* [Written task]: Pick out the lines below that include the string "Pieņemt".

* [Data]:
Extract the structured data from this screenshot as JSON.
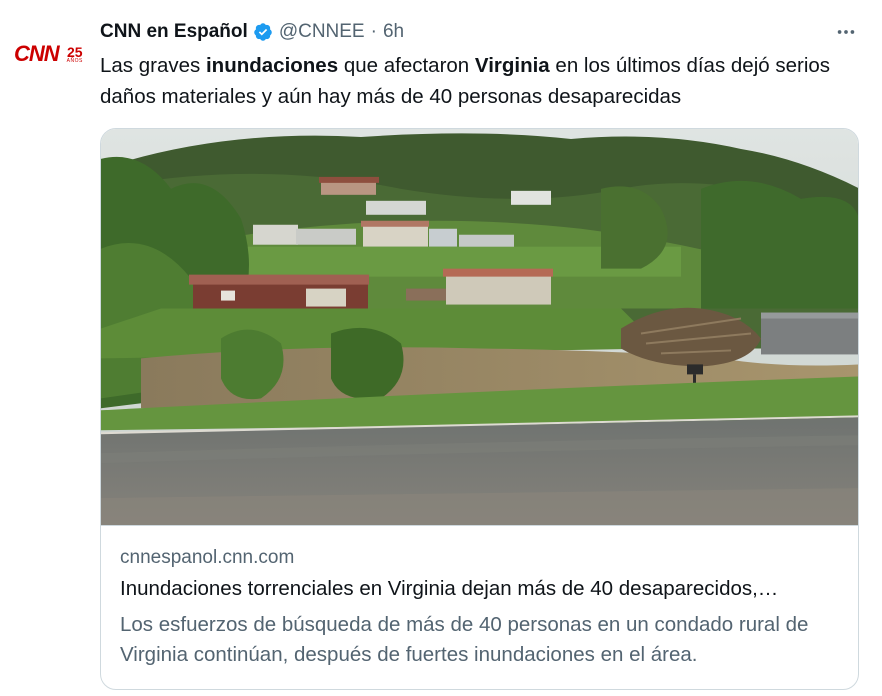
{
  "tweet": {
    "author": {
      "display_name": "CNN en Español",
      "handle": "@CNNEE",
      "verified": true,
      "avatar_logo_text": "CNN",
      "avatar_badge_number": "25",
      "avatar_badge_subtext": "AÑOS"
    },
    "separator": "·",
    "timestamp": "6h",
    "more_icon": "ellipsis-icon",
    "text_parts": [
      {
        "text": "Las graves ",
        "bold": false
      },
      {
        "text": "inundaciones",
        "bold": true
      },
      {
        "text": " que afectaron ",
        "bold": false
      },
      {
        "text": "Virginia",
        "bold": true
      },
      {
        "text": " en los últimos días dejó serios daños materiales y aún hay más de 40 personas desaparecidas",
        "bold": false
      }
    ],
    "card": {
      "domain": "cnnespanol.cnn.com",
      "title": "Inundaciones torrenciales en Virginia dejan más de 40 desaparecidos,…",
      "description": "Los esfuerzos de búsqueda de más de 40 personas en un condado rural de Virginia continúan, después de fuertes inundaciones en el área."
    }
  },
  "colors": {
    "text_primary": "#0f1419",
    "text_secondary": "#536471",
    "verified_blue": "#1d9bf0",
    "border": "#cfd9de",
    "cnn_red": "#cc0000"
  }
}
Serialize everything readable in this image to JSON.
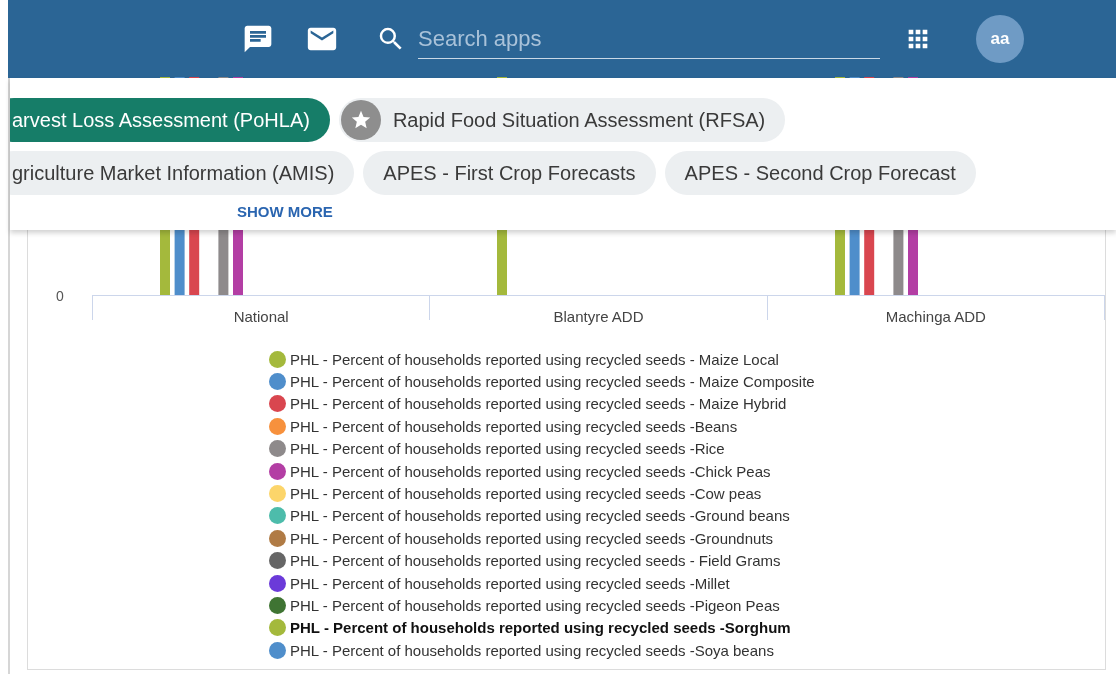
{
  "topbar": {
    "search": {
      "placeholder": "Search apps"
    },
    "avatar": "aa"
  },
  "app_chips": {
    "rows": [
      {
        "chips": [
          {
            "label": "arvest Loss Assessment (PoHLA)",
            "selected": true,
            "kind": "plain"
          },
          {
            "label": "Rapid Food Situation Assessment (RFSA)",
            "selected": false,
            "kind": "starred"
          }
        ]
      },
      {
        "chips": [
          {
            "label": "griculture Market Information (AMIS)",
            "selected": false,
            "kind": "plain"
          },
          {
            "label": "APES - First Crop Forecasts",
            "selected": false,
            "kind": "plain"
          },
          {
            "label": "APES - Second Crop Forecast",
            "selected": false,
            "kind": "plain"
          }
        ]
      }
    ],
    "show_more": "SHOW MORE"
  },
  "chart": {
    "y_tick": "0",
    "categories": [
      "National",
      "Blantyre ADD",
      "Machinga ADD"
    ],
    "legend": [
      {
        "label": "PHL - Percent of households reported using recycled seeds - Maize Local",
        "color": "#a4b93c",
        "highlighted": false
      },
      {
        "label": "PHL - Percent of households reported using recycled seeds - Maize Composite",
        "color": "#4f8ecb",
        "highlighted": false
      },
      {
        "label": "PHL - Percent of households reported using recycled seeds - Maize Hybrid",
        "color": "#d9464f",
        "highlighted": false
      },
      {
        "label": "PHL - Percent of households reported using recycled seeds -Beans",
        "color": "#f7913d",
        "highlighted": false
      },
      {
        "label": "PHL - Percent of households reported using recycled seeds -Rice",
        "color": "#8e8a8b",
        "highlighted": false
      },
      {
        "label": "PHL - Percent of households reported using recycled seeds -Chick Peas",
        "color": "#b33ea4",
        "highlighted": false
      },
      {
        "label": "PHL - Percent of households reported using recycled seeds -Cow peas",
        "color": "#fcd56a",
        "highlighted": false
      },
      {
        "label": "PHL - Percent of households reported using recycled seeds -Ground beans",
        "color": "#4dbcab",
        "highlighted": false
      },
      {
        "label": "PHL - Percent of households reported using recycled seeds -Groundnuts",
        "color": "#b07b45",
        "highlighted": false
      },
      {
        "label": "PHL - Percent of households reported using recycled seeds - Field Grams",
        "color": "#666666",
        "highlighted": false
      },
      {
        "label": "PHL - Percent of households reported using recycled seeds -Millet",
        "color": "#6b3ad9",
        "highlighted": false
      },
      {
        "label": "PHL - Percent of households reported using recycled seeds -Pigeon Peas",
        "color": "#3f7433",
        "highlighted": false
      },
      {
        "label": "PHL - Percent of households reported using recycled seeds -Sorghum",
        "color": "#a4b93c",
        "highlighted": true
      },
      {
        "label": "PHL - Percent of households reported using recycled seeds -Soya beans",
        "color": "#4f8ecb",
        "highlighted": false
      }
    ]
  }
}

--

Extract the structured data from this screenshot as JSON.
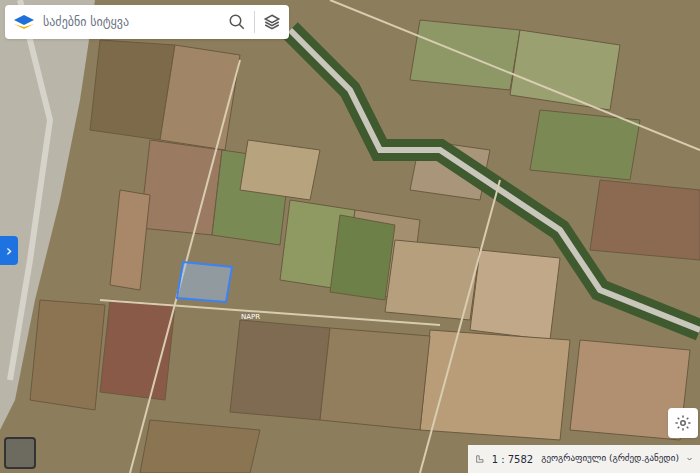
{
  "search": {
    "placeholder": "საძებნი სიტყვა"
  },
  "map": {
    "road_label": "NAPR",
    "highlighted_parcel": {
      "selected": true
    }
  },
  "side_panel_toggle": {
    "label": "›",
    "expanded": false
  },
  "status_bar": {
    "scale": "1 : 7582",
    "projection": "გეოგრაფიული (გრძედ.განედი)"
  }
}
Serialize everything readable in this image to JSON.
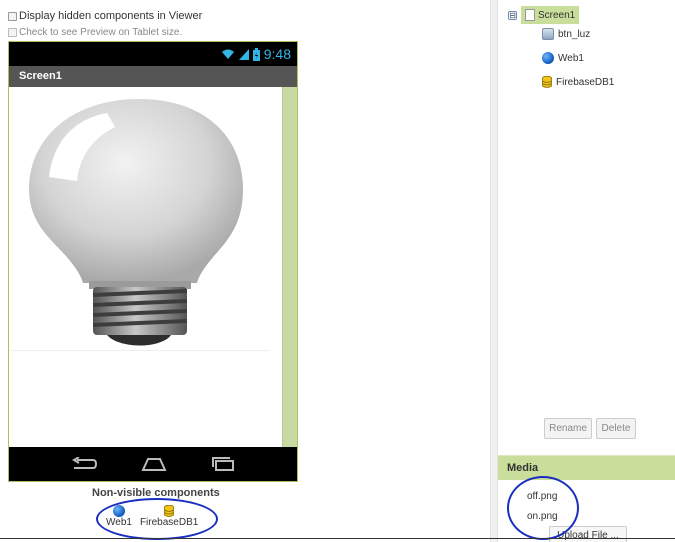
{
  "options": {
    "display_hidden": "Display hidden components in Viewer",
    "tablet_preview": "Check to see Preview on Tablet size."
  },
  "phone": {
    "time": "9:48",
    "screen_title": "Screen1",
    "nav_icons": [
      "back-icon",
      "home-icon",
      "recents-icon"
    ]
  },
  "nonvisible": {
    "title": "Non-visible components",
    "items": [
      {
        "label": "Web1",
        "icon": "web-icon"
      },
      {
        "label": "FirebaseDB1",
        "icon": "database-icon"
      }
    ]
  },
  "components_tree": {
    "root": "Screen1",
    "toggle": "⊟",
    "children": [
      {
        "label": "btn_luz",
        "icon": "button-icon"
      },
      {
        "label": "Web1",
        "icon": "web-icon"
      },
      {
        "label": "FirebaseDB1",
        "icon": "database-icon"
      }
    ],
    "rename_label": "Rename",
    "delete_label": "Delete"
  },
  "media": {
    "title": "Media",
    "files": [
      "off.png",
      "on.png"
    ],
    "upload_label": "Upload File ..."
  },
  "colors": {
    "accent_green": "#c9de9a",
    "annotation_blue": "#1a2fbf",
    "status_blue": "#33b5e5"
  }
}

--

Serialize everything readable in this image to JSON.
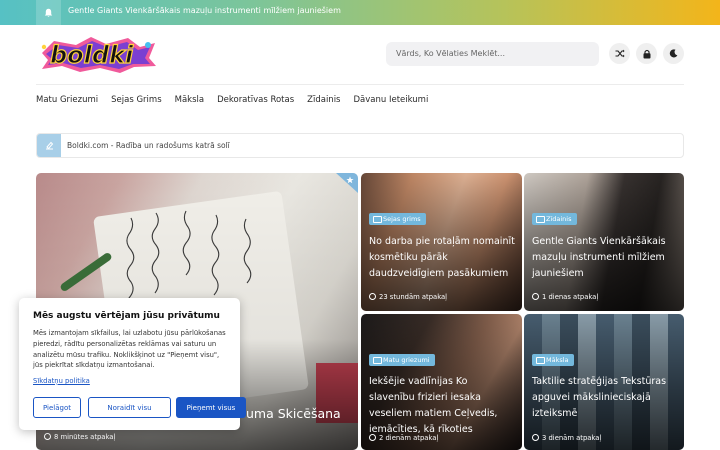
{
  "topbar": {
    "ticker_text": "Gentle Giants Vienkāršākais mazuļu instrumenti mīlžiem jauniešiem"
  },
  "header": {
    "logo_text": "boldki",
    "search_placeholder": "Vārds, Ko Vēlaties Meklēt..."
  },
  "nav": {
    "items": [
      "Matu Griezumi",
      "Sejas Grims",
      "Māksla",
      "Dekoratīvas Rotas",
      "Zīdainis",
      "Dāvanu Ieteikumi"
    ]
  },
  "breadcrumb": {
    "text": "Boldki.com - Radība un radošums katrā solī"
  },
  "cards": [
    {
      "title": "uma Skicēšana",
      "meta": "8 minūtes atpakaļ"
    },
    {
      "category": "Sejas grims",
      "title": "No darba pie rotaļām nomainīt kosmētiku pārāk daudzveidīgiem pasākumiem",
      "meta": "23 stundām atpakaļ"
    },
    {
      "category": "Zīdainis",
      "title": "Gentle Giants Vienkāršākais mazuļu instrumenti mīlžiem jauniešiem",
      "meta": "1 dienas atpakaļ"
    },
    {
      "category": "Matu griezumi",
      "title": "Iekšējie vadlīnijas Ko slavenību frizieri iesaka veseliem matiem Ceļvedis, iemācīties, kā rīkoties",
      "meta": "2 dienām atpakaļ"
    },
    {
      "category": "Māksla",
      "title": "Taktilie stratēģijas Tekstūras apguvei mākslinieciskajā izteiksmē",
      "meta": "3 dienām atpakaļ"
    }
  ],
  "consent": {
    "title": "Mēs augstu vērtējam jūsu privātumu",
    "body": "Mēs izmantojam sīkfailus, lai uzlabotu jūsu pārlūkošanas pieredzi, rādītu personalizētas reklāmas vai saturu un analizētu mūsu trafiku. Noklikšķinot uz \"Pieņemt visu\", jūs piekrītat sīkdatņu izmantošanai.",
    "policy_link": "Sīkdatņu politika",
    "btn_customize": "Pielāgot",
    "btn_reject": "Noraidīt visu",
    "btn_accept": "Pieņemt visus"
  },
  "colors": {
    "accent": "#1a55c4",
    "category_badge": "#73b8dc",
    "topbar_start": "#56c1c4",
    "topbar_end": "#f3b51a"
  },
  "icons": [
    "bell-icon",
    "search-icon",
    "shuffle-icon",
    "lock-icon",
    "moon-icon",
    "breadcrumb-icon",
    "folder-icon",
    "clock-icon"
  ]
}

* [Written answer]:
    "body": "Mēs izmantojam sīkfailus, lai uzlabotu jūsu pārlūkošanas pieredzi, rādītu personalizētas reklāmas vai saturu un analizētu mūsu trafiku. Noklikšķinot uz \"Pieņemt visu\", jūs piekrītat sīkdatņu izmantošanai.",
    "btn_accept": "Pieņemt visus"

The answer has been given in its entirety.